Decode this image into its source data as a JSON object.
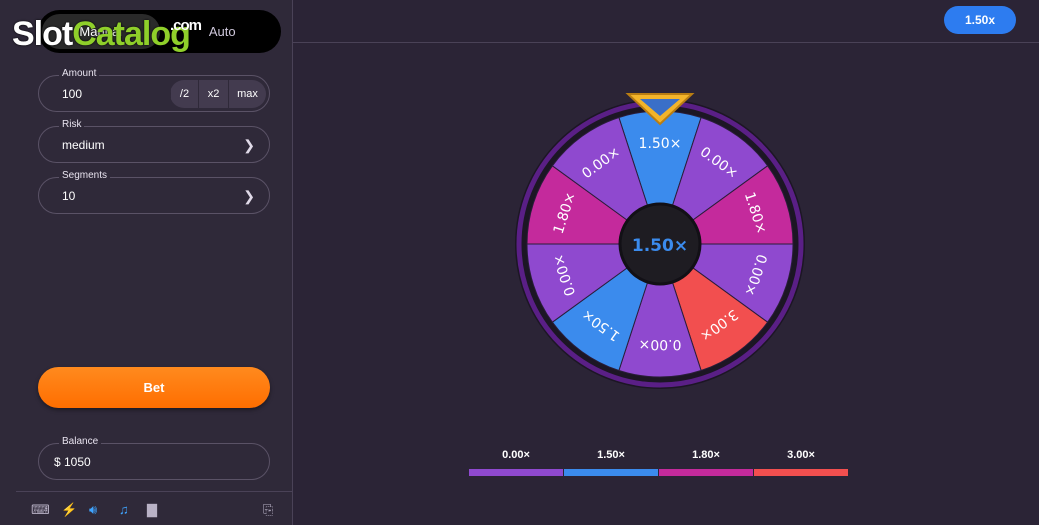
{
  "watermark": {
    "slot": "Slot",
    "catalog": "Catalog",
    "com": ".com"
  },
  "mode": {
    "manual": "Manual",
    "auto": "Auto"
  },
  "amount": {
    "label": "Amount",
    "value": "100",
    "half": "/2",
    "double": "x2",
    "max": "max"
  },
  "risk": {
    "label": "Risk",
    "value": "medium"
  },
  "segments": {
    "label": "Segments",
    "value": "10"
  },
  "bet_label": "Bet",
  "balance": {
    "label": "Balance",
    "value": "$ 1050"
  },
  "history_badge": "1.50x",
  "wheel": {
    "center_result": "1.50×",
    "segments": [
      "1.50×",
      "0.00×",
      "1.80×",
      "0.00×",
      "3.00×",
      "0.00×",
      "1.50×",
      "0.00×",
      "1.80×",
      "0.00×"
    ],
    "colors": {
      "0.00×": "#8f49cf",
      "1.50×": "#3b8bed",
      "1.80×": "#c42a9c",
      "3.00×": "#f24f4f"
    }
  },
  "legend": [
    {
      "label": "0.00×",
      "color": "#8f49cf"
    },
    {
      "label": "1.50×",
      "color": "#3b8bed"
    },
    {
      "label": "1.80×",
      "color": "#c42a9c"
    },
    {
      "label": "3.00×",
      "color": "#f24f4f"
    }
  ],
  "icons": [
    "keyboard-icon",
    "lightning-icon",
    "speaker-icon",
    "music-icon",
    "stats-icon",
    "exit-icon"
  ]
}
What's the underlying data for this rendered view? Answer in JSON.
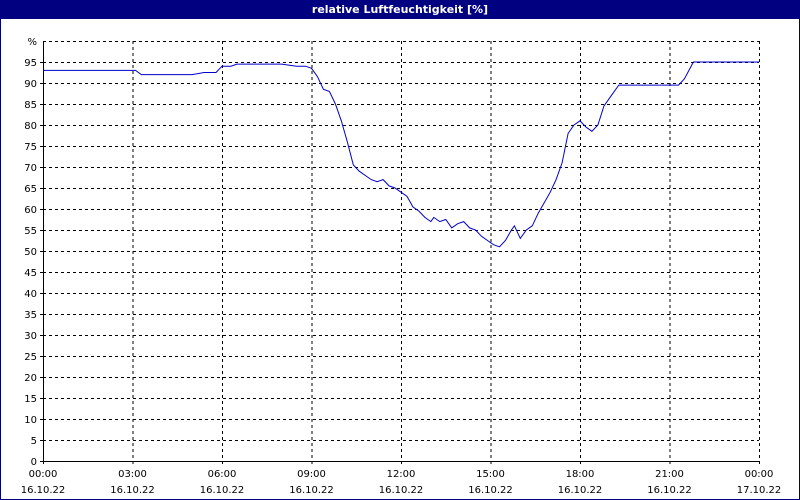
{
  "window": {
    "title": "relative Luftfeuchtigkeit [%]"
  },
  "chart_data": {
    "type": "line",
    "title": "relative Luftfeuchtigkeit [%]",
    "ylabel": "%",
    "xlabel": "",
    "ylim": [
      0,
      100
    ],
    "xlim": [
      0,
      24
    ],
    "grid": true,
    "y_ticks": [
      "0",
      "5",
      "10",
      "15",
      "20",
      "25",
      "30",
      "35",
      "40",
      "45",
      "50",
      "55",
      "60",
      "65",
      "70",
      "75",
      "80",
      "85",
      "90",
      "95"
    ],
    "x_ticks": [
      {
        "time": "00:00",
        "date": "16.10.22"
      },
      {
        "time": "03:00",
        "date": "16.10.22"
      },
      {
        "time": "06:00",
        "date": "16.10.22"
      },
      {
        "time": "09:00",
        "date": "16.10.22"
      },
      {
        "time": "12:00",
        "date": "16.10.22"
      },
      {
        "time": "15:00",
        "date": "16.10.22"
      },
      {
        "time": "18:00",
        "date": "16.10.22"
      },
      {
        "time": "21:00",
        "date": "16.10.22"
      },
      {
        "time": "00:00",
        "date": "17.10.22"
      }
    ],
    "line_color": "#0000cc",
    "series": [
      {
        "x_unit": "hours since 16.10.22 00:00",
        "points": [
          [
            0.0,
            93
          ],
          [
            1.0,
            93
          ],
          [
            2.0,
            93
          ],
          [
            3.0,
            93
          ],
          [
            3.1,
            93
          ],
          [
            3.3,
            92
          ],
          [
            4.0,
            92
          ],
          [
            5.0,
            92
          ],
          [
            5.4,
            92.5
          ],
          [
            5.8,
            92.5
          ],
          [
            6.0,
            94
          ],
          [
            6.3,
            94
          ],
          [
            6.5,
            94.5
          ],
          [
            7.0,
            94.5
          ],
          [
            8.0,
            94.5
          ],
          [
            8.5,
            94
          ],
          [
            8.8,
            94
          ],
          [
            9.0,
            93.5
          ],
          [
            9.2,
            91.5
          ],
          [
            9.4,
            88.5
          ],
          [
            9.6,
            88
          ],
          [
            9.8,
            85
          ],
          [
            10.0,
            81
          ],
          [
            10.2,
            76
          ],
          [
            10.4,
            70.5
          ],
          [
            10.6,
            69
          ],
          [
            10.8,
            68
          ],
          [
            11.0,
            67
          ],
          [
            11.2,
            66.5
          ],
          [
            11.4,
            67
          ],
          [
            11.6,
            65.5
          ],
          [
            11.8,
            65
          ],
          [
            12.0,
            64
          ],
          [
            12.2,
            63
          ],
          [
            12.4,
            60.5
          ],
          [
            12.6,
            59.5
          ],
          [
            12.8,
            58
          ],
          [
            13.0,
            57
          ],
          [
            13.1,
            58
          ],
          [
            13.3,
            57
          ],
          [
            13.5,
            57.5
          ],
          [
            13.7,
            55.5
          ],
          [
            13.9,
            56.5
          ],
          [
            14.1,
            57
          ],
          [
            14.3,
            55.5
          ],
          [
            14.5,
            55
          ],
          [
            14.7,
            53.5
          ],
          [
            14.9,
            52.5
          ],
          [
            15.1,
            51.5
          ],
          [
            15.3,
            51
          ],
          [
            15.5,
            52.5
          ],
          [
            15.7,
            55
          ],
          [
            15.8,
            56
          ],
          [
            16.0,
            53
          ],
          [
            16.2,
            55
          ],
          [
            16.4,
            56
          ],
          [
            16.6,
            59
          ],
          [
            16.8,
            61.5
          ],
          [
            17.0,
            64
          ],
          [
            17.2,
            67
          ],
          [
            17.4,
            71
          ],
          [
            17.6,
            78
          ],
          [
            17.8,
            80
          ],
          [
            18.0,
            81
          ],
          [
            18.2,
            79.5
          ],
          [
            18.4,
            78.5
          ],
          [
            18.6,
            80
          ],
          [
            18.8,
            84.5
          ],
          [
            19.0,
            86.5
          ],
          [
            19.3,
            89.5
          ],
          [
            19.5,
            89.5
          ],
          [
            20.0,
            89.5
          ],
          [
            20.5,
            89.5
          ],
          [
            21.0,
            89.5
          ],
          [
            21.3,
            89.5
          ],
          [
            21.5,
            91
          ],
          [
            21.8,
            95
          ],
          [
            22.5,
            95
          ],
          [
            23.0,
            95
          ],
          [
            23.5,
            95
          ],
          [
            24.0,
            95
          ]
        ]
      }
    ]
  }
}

#### SET PROBLEM
Track down all lines above with the string "time" and copy them.

#### EXPECTED OUTPUT
        "time": "00:00",
        "time": "03:00",
        "time": "06:00",
        "time": "09:00",
        "time": "12:00",
        "time": "15:00",
        "time": "18:00",
        "time": "21:00",
        "time": "00:00",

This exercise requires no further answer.